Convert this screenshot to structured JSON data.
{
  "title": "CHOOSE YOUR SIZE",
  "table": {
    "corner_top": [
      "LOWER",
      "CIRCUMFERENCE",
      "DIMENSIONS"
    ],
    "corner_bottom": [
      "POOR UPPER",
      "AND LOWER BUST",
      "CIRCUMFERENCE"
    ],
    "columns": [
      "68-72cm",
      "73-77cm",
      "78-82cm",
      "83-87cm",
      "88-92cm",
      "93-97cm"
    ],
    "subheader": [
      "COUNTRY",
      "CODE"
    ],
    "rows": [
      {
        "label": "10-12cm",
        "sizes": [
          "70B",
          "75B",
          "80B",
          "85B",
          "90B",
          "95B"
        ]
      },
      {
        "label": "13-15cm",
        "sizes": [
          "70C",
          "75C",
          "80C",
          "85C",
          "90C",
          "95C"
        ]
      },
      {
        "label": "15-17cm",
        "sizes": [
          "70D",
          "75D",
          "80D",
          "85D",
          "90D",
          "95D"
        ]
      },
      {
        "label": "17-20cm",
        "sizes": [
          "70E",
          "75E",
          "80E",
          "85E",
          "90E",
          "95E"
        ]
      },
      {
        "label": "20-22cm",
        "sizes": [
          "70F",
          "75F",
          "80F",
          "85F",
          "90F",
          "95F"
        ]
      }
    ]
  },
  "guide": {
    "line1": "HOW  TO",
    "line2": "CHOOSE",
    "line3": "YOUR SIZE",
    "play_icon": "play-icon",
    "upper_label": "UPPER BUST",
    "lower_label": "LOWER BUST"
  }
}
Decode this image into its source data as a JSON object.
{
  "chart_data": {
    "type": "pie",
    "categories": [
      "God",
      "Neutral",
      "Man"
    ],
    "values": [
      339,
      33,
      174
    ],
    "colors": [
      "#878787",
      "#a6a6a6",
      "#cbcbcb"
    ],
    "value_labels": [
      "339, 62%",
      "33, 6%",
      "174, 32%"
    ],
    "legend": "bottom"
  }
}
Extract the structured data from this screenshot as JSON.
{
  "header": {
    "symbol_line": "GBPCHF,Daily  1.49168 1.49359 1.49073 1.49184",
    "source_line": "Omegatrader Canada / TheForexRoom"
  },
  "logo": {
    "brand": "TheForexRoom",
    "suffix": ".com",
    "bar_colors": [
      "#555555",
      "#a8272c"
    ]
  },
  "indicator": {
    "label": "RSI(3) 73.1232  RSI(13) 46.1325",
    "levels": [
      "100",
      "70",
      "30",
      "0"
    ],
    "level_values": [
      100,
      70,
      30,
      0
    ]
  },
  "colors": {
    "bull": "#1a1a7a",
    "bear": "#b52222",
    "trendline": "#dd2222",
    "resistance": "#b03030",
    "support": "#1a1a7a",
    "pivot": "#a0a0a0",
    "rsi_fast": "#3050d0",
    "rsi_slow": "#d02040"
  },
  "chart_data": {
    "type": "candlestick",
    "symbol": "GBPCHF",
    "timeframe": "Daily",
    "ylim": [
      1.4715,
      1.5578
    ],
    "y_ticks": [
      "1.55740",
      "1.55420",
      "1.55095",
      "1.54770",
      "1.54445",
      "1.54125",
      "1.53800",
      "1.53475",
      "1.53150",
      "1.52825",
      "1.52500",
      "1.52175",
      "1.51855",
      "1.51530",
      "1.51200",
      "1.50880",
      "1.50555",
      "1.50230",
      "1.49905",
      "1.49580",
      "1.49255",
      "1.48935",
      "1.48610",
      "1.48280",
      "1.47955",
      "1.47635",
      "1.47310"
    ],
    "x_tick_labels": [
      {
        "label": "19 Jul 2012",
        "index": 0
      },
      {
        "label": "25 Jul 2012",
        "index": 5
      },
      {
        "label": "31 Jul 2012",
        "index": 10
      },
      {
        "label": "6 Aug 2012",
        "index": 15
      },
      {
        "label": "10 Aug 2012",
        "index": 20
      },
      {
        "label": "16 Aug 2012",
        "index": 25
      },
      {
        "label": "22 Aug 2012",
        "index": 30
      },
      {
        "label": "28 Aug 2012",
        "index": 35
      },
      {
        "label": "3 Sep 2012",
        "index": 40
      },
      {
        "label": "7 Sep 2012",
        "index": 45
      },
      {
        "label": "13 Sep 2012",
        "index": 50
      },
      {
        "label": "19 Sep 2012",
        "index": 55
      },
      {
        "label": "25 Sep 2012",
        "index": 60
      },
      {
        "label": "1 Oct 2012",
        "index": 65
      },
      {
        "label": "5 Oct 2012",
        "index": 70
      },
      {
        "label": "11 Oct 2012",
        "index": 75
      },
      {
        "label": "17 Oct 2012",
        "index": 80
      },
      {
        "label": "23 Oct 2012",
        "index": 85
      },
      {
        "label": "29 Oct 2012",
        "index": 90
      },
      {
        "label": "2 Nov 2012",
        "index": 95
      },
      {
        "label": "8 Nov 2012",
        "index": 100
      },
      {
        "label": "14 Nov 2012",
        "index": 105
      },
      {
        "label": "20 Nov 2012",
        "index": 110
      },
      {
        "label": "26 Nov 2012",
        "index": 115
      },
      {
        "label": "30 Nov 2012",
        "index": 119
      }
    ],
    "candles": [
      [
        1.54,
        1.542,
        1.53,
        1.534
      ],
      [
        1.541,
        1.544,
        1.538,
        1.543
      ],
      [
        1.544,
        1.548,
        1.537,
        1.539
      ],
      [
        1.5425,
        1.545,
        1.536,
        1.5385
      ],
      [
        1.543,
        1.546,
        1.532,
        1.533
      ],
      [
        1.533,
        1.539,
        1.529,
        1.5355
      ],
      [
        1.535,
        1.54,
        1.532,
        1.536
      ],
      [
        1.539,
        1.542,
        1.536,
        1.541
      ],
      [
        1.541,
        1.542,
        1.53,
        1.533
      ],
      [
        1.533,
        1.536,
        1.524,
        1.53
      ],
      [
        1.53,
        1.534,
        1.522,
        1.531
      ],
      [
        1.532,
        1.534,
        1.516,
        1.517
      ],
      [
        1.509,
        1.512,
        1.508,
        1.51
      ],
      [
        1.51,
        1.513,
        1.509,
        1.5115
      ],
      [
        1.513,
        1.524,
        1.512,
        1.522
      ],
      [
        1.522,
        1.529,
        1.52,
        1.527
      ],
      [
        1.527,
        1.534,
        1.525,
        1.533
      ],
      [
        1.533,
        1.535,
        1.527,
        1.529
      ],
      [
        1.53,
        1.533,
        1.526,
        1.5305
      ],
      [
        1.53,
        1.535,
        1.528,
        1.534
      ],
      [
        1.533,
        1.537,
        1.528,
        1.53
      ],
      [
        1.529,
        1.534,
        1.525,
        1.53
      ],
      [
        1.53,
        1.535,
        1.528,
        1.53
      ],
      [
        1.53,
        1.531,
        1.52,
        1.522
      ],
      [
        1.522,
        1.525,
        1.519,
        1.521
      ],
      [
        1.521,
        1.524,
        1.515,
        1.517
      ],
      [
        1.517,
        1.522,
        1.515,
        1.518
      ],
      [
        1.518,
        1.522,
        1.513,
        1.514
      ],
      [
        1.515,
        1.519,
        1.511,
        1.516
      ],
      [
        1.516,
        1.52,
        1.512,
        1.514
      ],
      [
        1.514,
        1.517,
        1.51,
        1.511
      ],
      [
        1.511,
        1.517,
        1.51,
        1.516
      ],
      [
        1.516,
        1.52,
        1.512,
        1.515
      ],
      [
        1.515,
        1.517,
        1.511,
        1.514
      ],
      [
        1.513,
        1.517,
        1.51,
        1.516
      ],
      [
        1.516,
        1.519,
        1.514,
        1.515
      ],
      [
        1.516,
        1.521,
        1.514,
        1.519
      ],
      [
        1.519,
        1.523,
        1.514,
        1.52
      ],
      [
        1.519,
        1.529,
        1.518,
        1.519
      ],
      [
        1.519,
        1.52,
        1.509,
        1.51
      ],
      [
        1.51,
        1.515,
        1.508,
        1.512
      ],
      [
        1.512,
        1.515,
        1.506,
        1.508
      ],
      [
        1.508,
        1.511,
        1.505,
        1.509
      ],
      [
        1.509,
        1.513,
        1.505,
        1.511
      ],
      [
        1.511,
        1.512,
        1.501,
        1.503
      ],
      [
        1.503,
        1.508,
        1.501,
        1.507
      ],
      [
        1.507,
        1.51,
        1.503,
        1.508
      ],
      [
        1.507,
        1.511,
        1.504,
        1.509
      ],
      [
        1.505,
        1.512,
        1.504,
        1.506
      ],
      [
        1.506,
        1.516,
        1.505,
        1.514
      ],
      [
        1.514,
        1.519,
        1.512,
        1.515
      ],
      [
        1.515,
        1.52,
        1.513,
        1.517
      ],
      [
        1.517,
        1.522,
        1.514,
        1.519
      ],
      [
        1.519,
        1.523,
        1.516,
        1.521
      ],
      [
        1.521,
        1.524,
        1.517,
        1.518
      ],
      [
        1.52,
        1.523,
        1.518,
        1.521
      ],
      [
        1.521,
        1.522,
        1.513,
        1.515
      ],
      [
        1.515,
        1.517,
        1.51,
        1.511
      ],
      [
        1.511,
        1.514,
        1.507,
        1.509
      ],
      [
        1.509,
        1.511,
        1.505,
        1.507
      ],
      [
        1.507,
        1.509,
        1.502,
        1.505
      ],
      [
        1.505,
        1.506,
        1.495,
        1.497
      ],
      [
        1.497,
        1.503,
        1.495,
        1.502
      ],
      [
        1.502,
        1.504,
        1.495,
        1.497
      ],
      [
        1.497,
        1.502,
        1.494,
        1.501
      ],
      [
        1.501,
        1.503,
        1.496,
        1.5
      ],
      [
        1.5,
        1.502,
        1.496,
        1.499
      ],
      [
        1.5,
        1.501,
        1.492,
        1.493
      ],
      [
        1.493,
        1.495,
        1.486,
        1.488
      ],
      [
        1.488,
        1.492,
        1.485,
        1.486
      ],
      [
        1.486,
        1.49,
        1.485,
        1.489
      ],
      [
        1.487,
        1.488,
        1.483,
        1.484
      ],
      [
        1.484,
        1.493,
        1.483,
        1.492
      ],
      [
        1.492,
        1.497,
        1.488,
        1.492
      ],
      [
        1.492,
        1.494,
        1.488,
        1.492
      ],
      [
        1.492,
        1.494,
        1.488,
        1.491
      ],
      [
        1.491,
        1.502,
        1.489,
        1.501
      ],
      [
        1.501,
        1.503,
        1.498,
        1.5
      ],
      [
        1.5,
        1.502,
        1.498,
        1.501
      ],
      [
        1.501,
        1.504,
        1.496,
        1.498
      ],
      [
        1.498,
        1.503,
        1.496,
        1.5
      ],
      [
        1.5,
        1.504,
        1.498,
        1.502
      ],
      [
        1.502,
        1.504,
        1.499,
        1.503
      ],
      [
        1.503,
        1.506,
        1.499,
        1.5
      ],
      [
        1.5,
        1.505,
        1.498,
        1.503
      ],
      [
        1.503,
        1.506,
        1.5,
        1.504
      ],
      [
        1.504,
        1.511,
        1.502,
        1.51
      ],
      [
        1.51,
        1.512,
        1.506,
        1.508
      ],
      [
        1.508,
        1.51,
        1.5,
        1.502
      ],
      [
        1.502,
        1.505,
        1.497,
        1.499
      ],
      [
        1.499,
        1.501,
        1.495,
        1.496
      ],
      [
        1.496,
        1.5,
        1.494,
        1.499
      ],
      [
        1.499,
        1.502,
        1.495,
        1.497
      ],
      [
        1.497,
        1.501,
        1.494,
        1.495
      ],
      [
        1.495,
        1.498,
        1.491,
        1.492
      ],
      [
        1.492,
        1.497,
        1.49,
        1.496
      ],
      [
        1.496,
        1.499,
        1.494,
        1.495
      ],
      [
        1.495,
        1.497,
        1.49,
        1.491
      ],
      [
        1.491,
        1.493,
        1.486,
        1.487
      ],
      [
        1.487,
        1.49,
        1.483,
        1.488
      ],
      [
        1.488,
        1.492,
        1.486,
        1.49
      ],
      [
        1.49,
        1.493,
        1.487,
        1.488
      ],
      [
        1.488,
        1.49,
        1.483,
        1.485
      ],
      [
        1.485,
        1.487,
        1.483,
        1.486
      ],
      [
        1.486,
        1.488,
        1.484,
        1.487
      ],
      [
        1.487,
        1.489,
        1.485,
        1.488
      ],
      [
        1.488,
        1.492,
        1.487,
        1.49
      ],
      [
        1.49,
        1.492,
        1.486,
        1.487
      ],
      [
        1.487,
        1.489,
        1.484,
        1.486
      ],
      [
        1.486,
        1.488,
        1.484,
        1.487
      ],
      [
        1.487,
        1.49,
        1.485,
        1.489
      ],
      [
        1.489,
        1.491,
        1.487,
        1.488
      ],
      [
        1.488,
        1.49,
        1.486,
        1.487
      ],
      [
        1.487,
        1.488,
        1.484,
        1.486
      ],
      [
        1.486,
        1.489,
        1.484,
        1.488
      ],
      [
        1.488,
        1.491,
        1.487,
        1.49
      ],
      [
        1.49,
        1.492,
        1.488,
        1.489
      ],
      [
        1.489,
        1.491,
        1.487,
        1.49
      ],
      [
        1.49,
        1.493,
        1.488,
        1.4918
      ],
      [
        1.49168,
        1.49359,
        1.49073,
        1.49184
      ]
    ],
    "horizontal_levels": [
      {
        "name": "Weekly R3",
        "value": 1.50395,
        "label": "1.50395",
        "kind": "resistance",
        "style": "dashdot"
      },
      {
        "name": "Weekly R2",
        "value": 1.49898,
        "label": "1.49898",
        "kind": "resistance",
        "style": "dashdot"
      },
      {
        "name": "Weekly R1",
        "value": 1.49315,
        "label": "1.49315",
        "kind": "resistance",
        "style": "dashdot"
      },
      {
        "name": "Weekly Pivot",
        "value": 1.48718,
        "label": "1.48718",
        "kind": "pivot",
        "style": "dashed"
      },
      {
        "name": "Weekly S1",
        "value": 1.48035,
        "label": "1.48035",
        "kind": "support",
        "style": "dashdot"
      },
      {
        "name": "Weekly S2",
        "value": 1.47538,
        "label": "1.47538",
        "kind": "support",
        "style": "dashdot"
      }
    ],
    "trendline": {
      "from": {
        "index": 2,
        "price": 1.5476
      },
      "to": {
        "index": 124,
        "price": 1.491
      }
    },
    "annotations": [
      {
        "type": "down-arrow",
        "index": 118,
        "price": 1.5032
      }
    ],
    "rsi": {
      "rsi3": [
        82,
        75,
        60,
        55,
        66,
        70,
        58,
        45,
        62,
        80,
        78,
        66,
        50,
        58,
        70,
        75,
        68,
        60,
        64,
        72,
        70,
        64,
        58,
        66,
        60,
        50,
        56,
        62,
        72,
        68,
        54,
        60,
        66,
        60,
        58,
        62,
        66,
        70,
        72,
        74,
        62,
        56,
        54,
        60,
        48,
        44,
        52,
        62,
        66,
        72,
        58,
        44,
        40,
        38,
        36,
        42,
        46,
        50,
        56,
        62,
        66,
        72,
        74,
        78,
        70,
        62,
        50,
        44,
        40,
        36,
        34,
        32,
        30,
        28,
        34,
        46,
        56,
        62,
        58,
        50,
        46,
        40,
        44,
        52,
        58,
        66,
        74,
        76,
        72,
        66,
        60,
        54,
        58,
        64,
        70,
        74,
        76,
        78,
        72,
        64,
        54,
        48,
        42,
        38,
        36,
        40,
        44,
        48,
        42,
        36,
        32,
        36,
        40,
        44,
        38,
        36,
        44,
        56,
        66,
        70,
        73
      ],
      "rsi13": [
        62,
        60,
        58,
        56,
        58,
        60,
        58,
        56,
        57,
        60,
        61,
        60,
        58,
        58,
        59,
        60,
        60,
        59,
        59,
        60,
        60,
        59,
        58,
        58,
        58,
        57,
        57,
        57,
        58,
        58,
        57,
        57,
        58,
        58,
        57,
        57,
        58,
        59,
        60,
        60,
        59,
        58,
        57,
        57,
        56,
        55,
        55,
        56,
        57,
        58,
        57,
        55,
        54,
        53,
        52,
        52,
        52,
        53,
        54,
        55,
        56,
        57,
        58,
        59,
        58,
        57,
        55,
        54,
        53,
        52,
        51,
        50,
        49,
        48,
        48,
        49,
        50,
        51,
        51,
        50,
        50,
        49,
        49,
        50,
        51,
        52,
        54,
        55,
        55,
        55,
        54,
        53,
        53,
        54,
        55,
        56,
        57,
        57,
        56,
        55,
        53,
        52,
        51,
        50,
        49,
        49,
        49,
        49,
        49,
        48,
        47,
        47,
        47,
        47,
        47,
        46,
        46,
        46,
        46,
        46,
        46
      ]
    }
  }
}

- PROBLEM: Say the number of lines in the records above that include the string "from", and no more.

- RESPONSE TO THIS EXERCISE: 2